### PROBLEM DESCRIPTION
Copy out every line of the records below verbatim.
[start of RAW DATA]
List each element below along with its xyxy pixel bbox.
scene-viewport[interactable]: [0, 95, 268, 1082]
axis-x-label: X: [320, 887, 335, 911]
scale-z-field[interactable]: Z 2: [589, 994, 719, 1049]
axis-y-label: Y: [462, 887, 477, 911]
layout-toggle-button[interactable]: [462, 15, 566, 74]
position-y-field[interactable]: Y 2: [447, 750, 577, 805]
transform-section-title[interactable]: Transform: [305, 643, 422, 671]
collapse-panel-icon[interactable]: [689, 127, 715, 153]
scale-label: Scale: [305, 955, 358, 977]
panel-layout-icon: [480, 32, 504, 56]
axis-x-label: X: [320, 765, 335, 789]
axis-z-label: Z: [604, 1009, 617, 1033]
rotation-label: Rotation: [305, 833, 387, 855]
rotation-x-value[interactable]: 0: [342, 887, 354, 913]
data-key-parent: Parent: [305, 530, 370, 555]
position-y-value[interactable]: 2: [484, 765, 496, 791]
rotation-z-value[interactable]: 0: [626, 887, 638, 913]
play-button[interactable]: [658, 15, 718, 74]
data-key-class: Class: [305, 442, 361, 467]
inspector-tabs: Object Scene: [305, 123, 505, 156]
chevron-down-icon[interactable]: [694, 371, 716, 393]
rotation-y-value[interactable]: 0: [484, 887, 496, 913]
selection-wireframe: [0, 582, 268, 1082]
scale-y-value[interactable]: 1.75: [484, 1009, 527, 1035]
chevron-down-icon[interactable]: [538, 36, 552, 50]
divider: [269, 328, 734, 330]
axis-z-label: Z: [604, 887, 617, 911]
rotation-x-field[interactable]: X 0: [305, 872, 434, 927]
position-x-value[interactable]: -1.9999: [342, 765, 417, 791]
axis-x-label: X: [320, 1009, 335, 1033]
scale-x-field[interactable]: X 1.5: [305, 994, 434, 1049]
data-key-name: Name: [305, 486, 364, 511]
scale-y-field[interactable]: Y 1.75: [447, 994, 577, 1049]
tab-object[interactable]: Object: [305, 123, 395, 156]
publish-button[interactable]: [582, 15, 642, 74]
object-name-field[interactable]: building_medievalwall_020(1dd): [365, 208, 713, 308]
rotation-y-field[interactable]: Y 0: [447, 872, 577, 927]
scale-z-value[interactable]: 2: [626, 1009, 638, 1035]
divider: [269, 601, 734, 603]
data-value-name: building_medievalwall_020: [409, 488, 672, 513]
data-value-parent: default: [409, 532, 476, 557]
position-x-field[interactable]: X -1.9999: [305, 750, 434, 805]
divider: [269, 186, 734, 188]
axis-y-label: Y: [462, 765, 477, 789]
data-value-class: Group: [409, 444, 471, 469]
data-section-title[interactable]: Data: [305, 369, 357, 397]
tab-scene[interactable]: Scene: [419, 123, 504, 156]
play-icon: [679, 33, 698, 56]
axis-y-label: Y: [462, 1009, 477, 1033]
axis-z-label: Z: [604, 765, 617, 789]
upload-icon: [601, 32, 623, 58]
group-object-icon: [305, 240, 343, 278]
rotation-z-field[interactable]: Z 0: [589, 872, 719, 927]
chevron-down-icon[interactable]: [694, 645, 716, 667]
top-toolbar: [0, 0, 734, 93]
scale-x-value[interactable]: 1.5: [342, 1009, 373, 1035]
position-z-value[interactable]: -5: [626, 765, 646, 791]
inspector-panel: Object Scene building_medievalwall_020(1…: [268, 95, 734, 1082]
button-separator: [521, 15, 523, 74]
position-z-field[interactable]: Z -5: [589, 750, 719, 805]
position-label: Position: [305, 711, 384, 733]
[end of RAW DATA]
### SOLVED EXERCISE
List each element below along with its xyxy pixel bbox.
scene-viewport[interactable]: [0, 95, 268, 1082]
axis-x-label: X: [320, 887, 335, 911]
scale-z-field[interactable]: Z 2: [589, 994, 719, 1049]
axis-y-label: Y: [462, 887, 477, 911]
layout-toggle-button[interactable]: [462, 15, 566, 74]
position-y-field[interactable]: Y 2: [447, 750, 577, 805]
transform-section-title[interactable]: Transform: [305, 643, 422, 671]
collapse-panel-icon[interactable]: [689, 127, 715, 153]
scale-label: Scale: [305, 955, 358, 977]
panel-layout-icon: [480, 32, 504, 56]
axis-x-label: X: [320, 765, 335, 789]
axis-z-label: Z: [604, 1009, 617, 1033]
rotation-label: Rotation: [305, 833, 387, 855]
rotation-x-value[interactable]: 0: [342, 887, 354, 913]
data-key-parent: Parent: [305, 530, 370, 555]
position-y-value[interactable]: 2: [484, 765, 496, 791]
rotation-z-value[interactable]: 0: [626, 887, 638, 913]
play-button[interactable]: [658, 15, 718, 74]
data-key-class: Class: [305, 442, 361, 467]
inspector-tabs: Object Scene: [305, 123, 505, 156]
chevron-down-icon[interactable]: [694, 371, 716, 393]
rotation-y-value[interactable]: 0: [484, 887, 496, 913]
selection-wireframe: [0, 582, 268, 1082]
scale-y-value[interactable]: 1.75: [484, 1009, 527, 1035]
chevron-down-icon[interactable]: [538, 36, 552, 50]
divider: [269, 328, 734, 330]
axis-z-label: Z: [604, 887, 617, 911]
rotation-x-field[interactable]: X 0: [305, 872, 434, 927]
position-x-value[interactable]: -1.9999: [342, 765, 417, 791]
axis-x-label: X: [320, 1009, 335, 1033]
scale-x-field[interactable]: X 1.5: [305, 994, 434, 1049]
data-key-name: Name: [305, 486, 364, 511]
scale-y-field[interactable]: Y 1.75: [447, 994, 577, 1049]
tab-object[interactable]: Object: [305, 123, 395, 156]
publish-button[interactable]: [582, 15, 642, 74]
object-name-field[interactable]: building_medievalwall_020(1dd): [365, 208, 713, 308]
rotation-y-field[interactable]: Y 0: [447, 872, 577, 927]
scale-z-value[interactable]: 2: [626, 1009, 638, 1035]
divider: [269, 601, 734, 603]
data-value-name: building_medievalwall_020: [409, 488, 672, 513]
data-value-parent: default: [409, 532, 476, 557]
position-x-field[interactable]: X -1.9999: [305, 750, 434, 805]
divider: [269, 186, 734, 188]
axis-y-label: Y: [462, 765, 477, 789]
data-value-class: Group: [409, 444, 471, 469]
data-section-title[interactable]: Data: [305, 369, 357, 397]
tab-scene[interactable]: Scene: [419, 123, 504, 156]
play-icon: [679, 33, 698, 56]
axis-y-label: Y: [462, 1009, 477, 1033]
axis-z-label: Z: [604, 765, 617, 789]
upload-icon: [601, 32, 623, 58]
group-object-icon: [305, 240, 343, 278]
rotation-z-field[interactable]: Z 0: [589, 872, 719, 927]
chevron-down-icon[interactable]: [694, 645, 716, 667]
top-toolbar: [0, 0, 734, 93]
scale-x-value[interactable]: 1.5: [342, 1009, 373, 1035]
position-z-value[interactable]: -5: [626, 765, 646, 791]
inspector-panel: Object Scene building_medievalwall_020(1…: [268, 95, 734, 1082]
button-separator: [521, 15, 523, 74]
position-z-field[interactable]: Z -5: [589, 750, 719, 805]
position-label: Position: [305, 711, 384, 733]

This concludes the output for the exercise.